Data extracted from a collection
>> BEGIN

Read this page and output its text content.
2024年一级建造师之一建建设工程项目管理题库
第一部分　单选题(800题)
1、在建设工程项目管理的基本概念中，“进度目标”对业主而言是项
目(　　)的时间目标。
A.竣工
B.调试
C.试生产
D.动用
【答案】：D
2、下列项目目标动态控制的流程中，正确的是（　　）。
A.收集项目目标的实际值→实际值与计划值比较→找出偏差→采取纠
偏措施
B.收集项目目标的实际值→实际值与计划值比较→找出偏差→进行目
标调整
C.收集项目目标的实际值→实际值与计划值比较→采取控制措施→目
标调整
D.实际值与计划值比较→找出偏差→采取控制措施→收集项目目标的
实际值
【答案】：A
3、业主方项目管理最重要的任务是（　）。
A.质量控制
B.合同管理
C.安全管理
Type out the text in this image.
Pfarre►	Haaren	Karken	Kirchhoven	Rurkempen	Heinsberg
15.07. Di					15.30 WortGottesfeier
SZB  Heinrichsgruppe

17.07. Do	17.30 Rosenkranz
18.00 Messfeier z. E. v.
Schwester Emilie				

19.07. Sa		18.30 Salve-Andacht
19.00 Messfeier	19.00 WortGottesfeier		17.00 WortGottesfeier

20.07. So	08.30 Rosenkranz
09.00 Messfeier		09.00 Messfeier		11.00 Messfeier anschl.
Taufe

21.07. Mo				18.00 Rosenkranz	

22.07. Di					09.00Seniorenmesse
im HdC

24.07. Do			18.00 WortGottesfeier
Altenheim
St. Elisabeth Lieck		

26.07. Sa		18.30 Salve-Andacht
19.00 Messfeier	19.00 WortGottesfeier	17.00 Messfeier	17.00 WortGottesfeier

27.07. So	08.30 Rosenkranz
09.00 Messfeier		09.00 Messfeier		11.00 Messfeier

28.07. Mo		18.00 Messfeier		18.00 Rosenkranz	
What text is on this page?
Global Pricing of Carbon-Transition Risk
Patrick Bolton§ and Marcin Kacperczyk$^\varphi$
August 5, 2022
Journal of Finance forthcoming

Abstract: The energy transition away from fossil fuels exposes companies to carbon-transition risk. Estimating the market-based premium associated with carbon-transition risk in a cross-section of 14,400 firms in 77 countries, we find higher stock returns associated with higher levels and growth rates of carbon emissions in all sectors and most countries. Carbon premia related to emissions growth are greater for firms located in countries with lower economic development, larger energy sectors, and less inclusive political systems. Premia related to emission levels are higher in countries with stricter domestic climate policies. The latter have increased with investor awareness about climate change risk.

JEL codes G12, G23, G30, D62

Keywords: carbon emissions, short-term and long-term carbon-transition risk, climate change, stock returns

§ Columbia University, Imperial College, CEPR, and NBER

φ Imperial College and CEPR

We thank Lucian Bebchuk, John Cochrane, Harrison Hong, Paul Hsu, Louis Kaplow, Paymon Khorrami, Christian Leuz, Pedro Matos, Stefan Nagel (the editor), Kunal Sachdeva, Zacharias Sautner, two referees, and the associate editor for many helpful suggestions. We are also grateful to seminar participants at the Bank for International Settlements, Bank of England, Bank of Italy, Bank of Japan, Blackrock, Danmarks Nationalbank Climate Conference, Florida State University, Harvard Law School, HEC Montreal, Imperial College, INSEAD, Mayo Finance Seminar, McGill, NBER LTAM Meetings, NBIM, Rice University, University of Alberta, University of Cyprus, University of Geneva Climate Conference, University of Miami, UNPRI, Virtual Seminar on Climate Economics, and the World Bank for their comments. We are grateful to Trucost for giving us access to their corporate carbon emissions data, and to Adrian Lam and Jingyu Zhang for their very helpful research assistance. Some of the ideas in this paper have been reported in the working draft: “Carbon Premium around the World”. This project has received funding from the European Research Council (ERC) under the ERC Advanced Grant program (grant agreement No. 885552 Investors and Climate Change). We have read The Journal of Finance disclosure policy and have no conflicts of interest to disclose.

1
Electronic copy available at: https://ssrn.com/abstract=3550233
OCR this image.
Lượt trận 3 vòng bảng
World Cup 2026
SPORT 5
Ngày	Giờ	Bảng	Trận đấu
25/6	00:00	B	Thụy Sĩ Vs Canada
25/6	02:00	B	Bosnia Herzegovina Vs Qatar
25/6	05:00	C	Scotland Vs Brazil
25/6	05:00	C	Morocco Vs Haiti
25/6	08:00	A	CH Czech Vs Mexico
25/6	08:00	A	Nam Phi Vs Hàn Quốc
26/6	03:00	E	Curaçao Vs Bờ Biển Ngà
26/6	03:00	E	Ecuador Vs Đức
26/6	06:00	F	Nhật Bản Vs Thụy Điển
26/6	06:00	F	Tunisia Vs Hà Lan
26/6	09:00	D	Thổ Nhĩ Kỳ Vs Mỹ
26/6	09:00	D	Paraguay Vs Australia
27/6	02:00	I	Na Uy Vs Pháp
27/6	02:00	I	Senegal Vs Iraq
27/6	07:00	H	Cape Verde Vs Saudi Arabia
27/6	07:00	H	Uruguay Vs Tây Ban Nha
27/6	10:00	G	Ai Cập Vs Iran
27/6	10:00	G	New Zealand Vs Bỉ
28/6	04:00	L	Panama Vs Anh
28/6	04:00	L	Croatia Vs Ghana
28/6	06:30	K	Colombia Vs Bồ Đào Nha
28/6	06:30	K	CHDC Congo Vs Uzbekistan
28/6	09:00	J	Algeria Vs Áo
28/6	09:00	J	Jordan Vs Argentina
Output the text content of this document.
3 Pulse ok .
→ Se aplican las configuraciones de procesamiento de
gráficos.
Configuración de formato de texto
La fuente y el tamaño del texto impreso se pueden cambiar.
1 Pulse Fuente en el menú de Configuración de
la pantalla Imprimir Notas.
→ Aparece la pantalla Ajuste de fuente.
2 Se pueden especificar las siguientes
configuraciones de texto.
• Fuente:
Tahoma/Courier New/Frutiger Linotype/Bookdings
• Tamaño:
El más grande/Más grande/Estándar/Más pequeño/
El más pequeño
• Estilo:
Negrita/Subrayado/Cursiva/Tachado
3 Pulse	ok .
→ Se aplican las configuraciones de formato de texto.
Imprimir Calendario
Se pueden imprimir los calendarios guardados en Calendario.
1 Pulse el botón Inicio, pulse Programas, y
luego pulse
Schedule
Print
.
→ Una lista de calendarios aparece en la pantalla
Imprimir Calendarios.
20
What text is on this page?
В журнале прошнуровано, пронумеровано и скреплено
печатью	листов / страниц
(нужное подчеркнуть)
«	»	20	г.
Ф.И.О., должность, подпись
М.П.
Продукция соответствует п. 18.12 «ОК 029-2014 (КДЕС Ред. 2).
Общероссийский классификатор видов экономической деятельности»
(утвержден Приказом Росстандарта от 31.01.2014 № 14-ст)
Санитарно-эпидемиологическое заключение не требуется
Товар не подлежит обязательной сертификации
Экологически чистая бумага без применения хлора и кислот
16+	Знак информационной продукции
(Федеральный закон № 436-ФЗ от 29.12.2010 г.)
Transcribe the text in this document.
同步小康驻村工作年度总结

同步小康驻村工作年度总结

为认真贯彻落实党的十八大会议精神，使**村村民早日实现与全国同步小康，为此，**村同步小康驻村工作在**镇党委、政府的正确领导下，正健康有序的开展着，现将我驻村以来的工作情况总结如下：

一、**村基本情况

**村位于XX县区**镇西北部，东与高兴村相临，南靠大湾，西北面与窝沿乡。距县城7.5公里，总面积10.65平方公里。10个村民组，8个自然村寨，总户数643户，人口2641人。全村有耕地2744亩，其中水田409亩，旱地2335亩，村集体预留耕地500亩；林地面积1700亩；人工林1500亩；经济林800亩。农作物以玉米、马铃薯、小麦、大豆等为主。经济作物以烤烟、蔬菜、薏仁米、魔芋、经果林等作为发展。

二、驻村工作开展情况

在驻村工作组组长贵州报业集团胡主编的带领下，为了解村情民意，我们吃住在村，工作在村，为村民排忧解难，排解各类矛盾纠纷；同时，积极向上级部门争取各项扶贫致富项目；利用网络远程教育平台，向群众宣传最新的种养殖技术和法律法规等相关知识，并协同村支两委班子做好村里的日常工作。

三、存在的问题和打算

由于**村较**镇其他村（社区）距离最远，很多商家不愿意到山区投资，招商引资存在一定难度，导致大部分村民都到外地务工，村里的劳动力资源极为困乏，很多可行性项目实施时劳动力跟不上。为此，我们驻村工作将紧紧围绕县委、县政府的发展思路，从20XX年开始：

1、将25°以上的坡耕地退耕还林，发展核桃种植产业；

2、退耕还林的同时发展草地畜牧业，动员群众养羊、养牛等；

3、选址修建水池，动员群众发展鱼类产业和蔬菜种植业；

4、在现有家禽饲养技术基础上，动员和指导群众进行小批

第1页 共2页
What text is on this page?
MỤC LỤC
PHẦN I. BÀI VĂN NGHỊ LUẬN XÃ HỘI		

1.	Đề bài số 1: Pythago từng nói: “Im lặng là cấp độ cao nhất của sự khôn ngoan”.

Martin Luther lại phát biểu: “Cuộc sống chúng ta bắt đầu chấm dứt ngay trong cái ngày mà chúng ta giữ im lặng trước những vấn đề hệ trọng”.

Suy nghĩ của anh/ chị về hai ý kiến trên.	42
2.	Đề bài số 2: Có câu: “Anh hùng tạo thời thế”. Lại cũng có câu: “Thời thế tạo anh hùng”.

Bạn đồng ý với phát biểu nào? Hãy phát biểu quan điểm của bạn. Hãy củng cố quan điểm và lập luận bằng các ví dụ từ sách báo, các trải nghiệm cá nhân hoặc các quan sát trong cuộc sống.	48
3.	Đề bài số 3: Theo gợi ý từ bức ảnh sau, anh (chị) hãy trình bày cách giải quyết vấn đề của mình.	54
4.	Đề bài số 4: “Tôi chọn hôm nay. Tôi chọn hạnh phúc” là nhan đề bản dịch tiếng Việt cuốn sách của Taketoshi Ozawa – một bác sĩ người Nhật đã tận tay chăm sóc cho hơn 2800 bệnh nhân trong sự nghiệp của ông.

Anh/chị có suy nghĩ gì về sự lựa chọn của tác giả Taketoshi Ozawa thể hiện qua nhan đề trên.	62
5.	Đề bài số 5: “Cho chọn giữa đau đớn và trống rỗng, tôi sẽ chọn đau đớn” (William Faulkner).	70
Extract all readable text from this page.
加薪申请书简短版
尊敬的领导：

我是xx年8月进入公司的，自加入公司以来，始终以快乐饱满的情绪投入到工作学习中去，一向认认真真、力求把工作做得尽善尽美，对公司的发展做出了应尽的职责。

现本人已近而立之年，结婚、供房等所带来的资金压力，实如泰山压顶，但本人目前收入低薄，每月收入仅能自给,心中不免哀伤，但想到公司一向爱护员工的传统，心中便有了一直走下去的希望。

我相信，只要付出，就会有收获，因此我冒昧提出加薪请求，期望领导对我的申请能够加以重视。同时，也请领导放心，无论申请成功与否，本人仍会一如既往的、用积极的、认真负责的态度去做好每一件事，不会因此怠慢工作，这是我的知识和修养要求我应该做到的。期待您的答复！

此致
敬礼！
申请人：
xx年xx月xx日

>> END

→ **WHAT THE TASK ASKS**:
Go over the data above and copy every line that has the word "Nhật" in it.

→ **CORRECT OUTPUT**:
26/6	06:00	F	Nhật Bản Vs Thụy Điển
4.	Đề bài số 4: “Tôi chọn hôm nay. Tôi chọn hạnh phúc” là nhan đề bản dịch tiếng Việt cuốn sách của Taketoshi Ozawa – một bác sĩ người Nhật đã tận tay chăm sóc cho hơn 2800 bệnh nhân trong sự nghiệp của ông.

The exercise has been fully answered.